- **RECORDS SHOWN**

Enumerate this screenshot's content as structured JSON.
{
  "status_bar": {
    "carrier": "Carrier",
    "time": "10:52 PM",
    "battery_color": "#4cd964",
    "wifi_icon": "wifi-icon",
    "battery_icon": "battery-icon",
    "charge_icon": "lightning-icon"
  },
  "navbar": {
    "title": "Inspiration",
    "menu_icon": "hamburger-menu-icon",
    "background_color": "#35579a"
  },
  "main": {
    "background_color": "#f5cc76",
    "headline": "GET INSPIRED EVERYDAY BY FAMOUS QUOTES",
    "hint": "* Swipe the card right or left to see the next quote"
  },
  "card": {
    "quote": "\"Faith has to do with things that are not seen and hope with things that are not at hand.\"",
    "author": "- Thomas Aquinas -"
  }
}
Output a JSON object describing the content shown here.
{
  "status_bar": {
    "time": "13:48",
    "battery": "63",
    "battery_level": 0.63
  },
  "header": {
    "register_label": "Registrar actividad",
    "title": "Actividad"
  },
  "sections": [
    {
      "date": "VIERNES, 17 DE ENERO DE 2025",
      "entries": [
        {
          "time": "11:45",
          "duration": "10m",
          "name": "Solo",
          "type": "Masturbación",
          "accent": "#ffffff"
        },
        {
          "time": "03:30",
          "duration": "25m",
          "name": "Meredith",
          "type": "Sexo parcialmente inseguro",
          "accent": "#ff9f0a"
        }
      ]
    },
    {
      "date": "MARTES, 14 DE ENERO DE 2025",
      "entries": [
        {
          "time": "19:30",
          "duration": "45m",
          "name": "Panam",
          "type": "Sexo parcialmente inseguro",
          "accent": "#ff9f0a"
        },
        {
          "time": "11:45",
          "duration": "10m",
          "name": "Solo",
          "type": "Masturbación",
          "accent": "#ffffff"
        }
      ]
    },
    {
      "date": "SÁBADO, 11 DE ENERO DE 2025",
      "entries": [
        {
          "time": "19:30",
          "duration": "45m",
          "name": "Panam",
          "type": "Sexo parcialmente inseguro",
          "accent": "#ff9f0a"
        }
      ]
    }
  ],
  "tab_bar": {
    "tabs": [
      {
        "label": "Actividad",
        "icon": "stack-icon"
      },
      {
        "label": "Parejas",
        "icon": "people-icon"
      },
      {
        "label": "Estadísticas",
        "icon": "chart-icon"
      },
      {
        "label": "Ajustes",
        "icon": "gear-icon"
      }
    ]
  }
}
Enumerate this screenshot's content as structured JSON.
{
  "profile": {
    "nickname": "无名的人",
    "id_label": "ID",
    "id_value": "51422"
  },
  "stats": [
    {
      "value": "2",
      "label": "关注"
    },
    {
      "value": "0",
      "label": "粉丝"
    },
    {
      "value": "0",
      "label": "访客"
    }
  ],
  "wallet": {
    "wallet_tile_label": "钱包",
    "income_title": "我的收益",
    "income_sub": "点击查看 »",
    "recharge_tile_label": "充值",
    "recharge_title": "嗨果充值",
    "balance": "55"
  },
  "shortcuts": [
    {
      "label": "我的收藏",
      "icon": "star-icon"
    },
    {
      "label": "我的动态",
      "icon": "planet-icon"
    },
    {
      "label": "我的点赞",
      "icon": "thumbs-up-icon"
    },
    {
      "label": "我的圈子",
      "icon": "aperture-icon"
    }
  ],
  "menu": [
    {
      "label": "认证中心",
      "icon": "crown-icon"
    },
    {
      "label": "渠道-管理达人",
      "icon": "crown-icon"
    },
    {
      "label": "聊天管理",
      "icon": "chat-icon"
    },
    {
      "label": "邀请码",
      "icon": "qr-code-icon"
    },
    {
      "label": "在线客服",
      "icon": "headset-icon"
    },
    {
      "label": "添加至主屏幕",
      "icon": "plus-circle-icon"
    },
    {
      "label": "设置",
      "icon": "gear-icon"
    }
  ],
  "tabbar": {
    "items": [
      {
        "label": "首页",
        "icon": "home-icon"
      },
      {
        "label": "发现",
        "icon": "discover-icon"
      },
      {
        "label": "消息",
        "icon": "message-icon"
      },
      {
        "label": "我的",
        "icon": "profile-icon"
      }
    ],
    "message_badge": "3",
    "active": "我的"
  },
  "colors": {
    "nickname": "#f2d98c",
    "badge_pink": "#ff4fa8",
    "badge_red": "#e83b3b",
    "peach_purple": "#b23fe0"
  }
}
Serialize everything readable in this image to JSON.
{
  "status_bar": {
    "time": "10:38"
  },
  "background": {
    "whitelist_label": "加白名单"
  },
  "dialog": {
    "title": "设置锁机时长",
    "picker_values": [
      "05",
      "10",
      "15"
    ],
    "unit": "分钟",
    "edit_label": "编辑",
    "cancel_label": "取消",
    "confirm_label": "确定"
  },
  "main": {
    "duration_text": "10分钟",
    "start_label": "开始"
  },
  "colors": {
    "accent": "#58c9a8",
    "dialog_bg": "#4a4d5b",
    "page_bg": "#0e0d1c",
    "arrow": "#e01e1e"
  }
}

- **GIVEN INSTRUCTION**
Please restate the whole listing word for word.

- **FULL SOLUTION**
Enumerate this screenshot's content as structured JSON.
{
  "status_bar": {
    "carrier": "Carrier",
    "time": "10:52 PM",
    "battery_color": "#4cd964",
    "wifi_icon": "wifi-icon",
    "battery_icon": "battery-icon",
    "charge_icon": "lightning-icon"
  },
  "navbar": {
    "title": "Inspiration",
    "menu_icon": "hamburger-menu-icon",
    "background_color": "#35579a"
  },
  "main": {
    "background_color": "#f5cc76",
    "headline": "GET INSPIRED EVERYDAY BY FAMOUS QUOTES",
    "hint": "* Swipe the card right or left to see the next quote"
  },
  "card": {
    "quote": "\"Faith has to do with things that are not seen and hope with things that are not at hand.\"",
    "author": "- Thomas Aquinas -"
  }
}
Output a JSON object describing the content shown here.
{
  "status_bar": {
    "time": "13:48",
    "battery": "63",
    "battery_level": 0.63
  },
  "header": {
    "register_label": "Registrar actividad",
    "title": "Actividad"
  },
  "sections": [
    {
      "date": "VIERNES, 17 DE ENERO DE 2025",
      "entries": [
        {
          "time": "11:45",
          "duration": "10m",
          "name": "Solo",
          "type": "Masturbación",
          "accent": "#ffffff"
        },
        {
          "time": "03:30",
          "duration": "25m",
          "name": "Meredith",
          "type": "Sexo parcialmente inseguro",
          "accent": "#ff9f0a"
        }
      ]
    },
    {
      "date": "MARTES, 14 DE ENERO DE 2025",
      "entries": [
        {
          "time": "19:30",
          "duration": "45m",
          "name": "Panam",
          "type": "Sexo parcialmente inseguro",
          "accent": "#ff9f0a"
        },
        {
          "time": "11:45",
          "duration": "10m",
          "name": "Solo",
          "type": "Masturbación",
          "accent": "#ffffff"
        }
      ]
    },
    {
      "date": "SÁBADO, 11 DE ENERO DE 2025",
      "entries": [
        {
          "time": "19:30",
          "duration": "45m",
          "name": "Panam",
          "type": "Sexo parcialmente inseguro",
          "accent": "#ff9f0a"
        }
      ]
    }
  ],
  "tab_bar": {
    "tabs": [
      {
        "label": "Actividad",
        "icon": "stack-icon"
      },
      {
        "label": "Parejas",
        "icon": "people-icon"
      },
      {
        "label": "Estadísticas",
        "icon": "chart-icon"
      },
      {
        "label": "Ajustes",
        "icon": "gear-icon"
      }
    ]
  }
}
Enumerate this screenshot's content as structured JSON.
{
  "profile": {
    "nickname": "无名的人",
    "id_label": "ID",
    "id_value": "51422"
  },
  "stats": [
    {
      "value": "2",
      "label": "关注"
    },
    {
      "value": "0",
      "label": "粉丝"
    },
    {
      "value": "0",
      "label": "访客"
    }
  ],
  "wallet": {
    "wallet_tile_label": "钱包",
    "income_title": "我的收益",
    "income_sub": "点击查看 »",
    "recharge_tile_label": "充值",
    "recharge_title": "嗨果充值",
    "balance": "55"
  },
  "shortcuts": [
    {
      "label": "我的收藏",
      "icon": "star-icon"
    },
    {
      "label": "我的动态",
      "icon": "planet-icon"
    },
    {
      "label": "我的点赞",
      "icon": "thumbs-up-icon"
    },
    {
      "label": "我的圈子",
      "icon": "aperture-icon"
    }
  ],
  "menu": [
    {
      "label": "认证中心",
      "icon": "crown-icon"
    },
    {
      "label": "渠道-管理达人",
      "icon": "crown-icon"
    },
    {
      "label": "聊天管理",
      "icon": "chat-icon"
    },
    {
      "label": "邀请码",
      "icon": "qr-code-icon"
    },
    {
      "label": "在线客服",
      "icon": "headset-icon"
    },
    {
      "label": "添加至主屏幕",
      "icon": "plus-circle-icon"
    },
    {
      "label": "设置",
      "icon": "gear-icon"
    }
  ],
  "tabbar": {
    "items": [
      {
        "label": "首页",
        "icon": "home-icon"
      },
      {
        "label": "发现",
        "icon": "discover-icon"
      },
      {
        "label": "消息",
        "icon": "message-icon"
      },
      {
        "label": "我的",
        "icon": "profile-icon"
      }
    ],
    "message_badge": "3",
    "active": "我的"
  },
  "colors": {
    "nickname": "#f2d98c",
    "badge_pink": "#ff4fa8",
    "badge_red": "#e83b3b",
    "peach_purple": "#b23fe0"
  }
}
Serialize everything readable in this image to JSON.
{
  "status_bar": {
    "time": "10:38"
  },
  "background": {
    "whitelist_label": "加白名单"
  },
  "dialog": {
    "title": "设置锁机时长",
    "picker_values": [
      "05",
      "10",
      "15"
    ],
    "unit": "分钟",
    "edit_label": "编辑",
    "cancel_label": "取消",
    "confirm_label": "确定"
  },
  "main": {
    "duration_text": "10分钟",
    "start_label": "开始"
  },
  "colors": {
    "accent": "#58c9a8",
    "dialog_bg": "#4a4d5b",
    "page_bg": "#0e0d1c",
    "arrow": "#e01e1e"
  }
}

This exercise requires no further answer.